[Dataset rows]
** Begin **

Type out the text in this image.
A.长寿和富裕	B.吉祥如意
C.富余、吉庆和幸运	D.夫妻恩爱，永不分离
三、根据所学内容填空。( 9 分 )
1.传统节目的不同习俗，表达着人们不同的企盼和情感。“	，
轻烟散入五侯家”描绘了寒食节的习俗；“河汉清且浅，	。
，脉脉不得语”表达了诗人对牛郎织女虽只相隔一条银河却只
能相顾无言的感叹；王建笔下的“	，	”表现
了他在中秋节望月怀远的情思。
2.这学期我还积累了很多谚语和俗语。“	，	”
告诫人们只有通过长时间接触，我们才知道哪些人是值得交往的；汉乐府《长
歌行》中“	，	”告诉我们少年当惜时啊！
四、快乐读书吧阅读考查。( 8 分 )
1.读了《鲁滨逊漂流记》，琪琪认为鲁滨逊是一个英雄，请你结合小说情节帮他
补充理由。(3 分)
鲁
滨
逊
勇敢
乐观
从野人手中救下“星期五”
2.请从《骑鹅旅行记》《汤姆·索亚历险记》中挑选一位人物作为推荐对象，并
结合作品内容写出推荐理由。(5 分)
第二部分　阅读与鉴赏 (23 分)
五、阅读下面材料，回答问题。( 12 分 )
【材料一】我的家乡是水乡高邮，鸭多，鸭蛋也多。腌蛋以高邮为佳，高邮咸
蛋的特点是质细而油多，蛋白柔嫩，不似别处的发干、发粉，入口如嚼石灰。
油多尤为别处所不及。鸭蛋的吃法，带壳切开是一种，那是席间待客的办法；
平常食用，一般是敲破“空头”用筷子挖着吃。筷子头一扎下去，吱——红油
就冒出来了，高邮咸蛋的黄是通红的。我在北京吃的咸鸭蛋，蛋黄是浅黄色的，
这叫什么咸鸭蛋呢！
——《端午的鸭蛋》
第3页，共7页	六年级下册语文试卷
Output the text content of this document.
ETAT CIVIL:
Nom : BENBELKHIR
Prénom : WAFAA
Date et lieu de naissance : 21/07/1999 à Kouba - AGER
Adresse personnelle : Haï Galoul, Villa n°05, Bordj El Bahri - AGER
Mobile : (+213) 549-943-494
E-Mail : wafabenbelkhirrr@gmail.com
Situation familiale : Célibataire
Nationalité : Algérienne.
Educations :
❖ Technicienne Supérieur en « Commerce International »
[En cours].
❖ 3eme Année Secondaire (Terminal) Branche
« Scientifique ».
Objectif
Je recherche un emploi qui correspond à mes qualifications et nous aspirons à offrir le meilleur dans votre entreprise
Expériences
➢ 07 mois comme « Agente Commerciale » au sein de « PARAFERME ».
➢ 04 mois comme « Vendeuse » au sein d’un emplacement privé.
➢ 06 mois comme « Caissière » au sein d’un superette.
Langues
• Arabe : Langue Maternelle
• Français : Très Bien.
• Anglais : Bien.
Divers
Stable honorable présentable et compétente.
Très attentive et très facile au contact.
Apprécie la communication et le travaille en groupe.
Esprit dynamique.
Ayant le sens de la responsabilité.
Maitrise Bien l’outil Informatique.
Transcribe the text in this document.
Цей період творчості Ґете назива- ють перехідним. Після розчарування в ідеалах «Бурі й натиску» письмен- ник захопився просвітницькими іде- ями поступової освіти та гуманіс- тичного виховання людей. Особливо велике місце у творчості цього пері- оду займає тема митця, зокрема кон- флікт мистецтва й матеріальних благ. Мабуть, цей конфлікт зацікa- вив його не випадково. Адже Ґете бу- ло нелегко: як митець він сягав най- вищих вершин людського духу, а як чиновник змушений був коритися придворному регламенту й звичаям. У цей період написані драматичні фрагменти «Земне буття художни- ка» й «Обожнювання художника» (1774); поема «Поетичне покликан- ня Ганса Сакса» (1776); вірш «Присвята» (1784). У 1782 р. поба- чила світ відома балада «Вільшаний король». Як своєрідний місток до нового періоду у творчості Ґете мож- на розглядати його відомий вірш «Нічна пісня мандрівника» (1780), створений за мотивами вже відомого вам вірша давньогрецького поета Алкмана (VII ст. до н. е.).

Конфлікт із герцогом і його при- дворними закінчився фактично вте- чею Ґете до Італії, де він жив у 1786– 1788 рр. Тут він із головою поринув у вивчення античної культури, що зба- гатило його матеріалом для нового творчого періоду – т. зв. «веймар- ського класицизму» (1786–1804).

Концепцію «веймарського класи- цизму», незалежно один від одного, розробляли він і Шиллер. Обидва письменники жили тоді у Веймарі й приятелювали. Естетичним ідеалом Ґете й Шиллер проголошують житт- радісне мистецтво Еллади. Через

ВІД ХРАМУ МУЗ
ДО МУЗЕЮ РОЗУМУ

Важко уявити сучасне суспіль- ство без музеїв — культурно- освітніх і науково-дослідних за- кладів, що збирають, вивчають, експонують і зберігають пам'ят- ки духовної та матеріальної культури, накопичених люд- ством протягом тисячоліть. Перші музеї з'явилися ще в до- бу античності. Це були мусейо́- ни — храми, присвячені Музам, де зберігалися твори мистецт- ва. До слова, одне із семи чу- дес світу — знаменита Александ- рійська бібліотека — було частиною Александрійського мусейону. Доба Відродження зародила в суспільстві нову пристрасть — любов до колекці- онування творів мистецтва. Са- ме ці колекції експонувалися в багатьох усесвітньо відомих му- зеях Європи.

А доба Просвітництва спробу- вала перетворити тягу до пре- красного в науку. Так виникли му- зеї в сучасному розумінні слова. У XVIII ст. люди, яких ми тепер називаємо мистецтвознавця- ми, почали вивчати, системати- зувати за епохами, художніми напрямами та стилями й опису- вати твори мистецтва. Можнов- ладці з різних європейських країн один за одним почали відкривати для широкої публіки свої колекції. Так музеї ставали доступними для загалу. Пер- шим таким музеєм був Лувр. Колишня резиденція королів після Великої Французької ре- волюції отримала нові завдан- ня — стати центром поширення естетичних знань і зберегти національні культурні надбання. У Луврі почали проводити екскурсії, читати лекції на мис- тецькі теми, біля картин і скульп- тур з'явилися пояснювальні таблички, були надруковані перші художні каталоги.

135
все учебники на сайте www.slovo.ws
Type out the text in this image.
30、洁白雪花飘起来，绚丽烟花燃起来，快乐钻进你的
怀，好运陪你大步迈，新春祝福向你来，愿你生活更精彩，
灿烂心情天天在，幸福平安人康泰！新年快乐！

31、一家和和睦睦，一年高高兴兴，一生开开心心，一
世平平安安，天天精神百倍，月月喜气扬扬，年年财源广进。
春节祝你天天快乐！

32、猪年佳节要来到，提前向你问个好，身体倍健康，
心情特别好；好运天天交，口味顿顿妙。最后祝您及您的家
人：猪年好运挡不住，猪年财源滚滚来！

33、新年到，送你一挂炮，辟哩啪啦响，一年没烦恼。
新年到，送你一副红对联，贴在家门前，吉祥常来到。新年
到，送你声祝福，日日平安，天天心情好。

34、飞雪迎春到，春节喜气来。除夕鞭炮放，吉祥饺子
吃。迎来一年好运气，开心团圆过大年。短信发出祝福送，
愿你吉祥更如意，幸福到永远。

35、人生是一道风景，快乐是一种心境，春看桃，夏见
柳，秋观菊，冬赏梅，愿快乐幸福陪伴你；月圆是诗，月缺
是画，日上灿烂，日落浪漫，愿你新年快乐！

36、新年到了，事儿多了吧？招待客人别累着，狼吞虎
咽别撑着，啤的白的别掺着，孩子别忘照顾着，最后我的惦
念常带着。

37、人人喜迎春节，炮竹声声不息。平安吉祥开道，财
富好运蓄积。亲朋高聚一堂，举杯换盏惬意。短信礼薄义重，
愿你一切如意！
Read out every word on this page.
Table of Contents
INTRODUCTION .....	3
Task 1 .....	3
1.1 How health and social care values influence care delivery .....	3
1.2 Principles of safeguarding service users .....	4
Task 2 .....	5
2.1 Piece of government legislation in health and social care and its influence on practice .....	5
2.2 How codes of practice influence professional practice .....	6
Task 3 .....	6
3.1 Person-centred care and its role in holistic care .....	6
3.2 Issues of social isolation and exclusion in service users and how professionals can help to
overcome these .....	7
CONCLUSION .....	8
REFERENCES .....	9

** End **

Collect each line of the entries that has the word "care", copying it in full.

1.1 How health and social care values influence care delivery .....	3
2.1 Piece of government legislation in health and social care and its influence on practice .....	5
3.1 Person-centred care and its role in holistic care .....	6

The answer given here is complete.